● **Stated task**
Check each line below for the word "TradingView", and copy those that have it.

:: Material to process ::

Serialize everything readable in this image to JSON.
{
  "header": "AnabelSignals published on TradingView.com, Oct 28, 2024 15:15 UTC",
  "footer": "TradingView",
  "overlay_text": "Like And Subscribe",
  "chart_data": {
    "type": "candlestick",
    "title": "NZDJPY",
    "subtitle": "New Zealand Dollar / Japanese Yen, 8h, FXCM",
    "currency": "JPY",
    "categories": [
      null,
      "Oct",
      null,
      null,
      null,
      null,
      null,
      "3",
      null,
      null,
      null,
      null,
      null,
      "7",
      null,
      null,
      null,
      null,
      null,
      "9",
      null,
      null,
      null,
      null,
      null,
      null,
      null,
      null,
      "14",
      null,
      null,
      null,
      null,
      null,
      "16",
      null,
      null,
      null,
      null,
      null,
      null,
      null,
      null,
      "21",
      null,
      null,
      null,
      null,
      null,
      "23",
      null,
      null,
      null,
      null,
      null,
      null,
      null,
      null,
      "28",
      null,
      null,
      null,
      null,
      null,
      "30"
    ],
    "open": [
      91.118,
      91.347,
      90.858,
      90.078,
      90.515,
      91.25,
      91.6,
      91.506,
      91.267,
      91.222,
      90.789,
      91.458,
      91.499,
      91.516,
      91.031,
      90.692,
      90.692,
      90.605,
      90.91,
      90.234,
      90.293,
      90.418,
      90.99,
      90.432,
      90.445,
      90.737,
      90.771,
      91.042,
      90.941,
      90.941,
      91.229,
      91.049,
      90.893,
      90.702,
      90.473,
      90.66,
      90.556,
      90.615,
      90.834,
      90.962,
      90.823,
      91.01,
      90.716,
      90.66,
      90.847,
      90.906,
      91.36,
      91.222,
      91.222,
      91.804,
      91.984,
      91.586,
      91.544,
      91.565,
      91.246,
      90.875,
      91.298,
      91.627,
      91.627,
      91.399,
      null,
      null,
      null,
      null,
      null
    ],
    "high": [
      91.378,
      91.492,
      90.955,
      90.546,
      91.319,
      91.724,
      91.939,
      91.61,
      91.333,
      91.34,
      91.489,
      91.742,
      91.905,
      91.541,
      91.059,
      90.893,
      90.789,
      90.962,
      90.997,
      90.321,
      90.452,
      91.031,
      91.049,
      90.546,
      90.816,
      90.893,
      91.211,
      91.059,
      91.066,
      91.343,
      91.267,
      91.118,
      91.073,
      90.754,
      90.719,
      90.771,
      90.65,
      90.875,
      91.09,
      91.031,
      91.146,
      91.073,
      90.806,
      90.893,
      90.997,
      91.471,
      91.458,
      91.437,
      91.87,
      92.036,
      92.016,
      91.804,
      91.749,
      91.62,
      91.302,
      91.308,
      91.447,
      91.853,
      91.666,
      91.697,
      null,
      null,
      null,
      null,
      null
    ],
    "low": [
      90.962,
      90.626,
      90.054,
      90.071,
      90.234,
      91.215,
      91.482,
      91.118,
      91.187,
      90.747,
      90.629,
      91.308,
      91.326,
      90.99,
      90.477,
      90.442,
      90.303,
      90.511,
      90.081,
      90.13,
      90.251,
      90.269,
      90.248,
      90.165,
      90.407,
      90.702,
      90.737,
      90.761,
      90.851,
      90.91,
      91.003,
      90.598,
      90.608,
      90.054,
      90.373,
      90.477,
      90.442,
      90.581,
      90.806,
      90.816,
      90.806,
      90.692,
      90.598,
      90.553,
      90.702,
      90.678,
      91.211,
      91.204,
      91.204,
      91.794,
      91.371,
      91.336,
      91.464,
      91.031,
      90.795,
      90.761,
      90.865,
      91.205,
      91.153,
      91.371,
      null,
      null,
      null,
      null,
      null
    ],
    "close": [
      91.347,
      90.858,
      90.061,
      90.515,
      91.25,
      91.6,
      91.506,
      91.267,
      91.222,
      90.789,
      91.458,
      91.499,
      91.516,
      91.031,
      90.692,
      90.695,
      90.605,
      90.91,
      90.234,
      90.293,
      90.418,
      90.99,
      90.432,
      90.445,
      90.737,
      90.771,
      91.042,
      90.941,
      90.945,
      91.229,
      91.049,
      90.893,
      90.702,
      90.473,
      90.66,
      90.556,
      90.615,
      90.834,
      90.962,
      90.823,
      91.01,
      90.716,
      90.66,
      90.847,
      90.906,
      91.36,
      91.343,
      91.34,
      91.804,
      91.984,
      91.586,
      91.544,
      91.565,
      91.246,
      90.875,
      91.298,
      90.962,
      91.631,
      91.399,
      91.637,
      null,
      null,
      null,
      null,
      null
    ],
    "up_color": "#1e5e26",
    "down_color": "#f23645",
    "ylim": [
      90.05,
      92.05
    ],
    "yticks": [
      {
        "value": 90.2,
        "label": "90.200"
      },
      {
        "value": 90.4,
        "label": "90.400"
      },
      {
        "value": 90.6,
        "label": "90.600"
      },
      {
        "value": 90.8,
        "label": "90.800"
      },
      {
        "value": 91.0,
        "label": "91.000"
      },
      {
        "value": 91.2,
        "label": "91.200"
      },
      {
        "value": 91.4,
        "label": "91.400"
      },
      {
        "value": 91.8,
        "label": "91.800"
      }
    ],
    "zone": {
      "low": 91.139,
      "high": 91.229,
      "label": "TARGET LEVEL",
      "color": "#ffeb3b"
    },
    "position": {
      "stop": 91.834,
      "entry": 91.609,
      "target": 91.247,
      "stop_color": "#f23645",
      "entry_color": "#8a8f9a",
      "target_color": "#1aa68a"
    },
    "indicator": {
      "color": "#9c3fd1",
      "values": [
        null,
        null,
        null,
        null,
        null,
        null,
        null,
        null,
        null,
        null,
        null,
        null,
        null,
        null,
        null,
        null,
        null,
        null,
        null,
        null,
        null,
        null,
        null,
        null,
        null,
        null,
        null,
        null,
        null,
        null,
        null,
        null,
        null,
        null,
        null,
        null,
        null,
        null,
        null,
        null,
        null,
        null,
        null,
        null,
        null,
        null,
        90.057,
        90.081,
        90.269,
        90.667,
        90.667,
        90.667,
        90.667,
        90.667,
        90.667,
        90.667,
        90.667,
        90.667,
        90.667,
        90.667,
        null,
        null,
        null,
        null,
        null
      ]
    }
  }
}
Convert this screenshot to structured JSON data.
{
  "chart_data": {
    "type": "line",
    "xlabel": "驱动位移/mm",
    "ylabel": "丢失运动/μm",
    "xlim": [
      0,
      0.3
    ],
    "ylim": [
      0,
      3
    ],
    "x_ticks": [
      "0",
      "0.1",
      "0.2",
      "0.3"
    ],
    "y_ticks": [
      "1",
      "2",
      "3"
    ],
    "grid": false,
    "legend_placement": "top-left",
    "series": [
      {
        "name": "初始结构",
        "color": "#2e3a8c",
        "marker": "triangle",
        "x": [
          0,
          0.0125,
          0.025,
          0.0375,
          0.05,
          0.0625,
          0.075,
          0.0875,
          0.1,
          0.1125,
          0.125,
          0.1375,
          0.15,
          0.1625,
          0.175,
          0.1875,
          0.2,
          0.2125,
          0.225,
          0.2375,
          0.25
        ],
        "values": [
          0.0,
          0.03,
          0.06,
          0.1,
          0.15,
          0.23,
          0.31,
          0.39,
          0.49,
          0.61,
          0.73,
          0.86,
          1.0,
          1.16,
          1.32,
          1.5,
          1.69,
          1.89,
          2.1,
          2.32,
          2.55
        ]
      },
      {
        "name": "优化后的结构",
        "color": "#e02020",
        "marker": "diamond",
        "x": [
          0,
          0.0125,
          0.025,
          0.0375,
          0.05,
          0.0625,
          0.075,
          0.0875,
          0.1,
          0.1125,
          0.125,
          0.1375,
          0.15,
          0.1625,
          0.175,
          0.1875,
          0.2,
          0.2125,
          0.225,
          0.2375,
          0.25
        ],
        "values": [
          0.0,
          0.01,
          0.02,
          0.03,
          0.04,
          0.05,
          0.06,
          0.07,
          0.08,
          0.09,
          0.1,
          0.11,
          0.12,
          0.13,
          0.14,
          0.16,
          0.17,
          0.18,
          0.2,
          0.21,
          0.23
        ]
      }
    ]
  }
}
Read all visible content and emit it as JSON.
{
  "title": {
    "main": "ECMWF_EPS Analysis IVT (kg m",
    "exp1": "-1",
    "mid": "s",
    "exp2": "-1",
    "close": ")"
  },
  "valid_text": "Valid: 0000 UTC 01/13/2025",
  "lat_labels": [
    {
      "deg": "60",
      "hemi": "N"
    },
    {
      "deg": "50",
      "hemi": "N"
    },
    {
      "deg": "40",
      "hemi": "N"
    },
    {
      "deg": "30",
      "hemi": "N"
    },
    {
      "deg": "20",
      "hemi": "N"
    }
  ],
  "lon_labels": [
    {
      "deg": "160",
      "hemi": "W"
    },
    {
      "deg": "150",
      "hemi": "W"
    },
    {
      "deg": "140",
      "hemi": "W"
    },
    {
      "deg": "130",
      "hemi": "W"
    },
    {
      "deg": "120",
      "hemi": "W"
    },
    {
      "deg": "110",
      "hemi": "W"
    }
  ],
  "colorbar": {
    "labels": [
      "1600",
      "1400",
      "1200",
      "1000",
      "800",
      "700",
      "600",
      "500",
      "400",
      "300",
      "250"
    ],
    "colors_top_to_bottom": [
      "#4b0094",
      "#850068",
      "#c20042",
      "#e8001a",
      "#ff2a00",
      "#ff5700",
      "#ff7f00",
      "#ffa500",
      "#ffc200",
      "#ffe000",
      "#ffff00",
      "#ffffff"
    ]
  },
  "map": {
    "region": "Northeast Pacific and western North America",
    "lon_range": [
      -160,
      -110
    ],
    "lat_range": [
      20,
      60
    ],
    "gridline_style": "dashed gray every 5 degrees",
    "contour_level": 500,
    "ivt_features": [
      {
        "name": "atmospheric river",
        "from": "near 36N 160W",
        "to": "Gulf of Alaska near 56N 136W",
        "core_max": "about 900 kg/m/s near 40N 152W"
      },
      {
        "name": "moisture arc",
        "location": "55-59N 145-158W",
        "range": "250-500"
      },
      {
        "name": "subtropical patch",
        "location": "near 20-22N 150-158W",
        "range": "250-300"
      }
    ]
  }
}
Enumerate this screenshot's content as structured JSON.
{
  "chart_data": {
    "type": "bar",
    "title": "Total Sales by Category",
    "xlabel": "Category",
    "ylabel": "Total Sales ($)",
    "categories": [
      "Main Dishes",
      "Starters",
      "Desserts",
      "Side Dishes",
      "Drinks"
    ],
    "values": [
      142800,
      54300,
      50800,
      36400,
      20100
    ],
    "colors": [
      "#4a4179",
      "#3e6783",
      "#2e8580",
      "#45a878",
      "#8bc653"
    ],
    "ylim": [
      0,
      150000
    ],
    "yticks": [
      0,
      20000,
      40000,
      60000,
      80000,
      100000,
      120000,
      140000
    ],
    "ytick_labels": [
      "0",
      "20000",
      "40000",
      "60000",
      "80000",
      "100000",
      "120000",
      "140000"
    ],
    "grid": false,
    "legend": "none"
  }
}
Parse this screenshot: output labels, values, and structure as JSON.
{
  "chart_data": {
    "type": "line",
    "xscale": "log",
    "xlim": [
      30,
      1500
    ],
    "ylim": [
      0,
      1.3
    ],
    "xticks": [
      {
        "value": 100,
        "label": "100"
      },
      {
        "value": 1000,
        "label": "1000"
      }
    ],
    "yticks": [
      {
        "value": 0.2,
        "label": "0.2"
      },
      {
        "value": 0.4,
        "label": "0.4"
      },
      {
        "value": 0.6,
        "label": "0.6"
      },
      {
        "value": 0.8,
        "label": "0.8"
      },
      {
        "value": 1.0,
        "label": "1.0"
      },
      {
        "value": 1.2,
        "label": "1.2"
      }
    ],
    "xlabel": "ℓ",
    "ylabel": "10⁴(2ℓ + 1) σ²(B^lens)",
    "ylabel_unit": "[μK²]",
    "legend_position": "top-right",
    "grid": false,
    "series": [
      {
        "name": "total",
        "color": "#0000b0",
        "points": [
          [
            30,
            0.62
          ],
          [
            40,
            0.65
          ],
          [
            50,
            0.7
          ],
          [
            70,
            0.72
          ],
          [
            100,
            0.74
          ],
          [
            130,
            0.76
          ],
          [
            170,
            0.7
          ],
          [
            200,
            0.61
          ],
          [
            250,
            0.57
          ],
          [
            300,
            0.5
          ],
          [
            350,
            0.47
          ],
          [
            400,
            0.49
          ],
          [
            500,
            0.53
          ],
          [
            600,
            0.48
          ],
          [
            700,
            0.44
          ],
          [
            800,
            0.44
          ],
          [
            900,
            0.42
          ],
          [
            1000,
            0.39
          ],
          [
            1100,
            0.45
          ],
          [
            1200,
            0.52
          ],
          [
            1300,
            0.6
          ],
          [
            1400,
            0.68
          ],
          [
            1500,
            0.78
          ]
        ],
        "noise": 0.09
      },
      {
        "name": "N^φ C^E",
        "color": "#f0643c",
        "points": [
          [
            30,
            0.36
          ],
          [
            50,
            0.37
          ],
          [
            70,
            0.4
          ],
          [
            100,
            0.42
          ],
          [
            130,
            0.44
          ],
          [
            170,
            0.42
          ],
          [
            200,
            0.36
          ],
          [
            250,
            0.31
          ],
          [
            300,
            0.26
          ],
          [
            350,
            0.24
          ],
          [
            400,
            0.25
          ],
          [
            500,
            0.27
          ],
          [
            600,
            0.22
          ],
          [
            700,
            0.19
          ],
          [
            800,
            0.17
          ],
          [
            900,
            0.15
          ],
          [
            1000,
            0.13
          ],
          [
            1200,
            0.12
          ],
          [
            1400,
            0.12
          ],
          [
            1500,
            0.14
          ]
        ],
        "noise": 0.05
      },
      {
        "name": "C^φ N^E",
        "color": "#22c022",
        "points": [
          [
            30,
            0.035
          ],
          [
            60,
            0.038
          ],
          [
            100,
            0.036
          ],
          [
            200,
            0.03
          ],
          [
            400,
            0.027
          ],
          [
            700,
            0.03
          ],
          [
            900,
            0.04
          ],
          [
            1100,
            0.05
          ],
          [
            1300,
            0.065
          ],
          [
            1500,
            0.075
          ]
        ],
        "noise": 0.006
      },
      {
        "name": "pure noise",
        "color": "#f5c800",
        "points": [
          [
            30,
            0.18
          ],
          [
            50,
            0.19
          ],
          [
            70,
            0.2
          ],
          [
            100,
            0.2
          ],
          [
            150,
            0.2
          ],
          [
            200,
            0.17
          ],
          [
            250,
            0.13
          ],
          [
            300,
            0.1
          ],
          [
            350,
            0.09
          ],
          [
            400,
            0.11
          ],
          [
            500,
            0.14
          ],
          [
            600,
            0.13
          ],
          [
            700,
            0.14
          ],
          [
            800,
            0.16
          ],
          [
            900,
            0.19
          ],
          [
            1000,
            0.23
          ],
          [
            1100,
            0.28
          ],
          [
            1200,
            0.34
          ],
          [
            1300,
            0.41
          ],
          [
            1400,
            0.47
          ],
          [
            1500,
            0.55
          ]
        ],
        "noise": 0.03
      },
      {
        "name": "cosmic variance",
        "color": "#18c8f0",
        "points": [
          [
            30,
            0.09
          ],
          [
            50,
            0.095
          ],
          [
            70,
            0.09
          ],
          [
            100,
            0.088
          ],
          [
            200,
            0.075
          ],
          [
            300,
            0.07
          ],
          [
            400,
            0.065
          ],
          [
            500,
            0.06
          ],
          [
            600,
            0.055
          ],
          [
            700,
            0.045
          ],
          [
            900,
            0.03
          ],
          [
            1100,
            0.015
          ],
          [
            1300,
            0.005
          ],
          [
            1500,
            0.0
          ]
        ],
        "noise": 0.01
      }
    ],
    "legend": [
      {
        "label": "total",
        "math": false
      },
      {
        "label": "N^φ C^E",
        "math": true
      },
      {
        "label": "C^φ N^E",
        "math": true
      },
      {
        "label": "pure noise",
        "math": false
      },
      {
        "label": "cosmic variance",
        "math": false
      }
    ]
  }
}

:::

● **Written response**
  "header": "AnabelSignals published on TradingView.com, Oct 28, 2024 15:15 UTC",
  "footer": "TradingView",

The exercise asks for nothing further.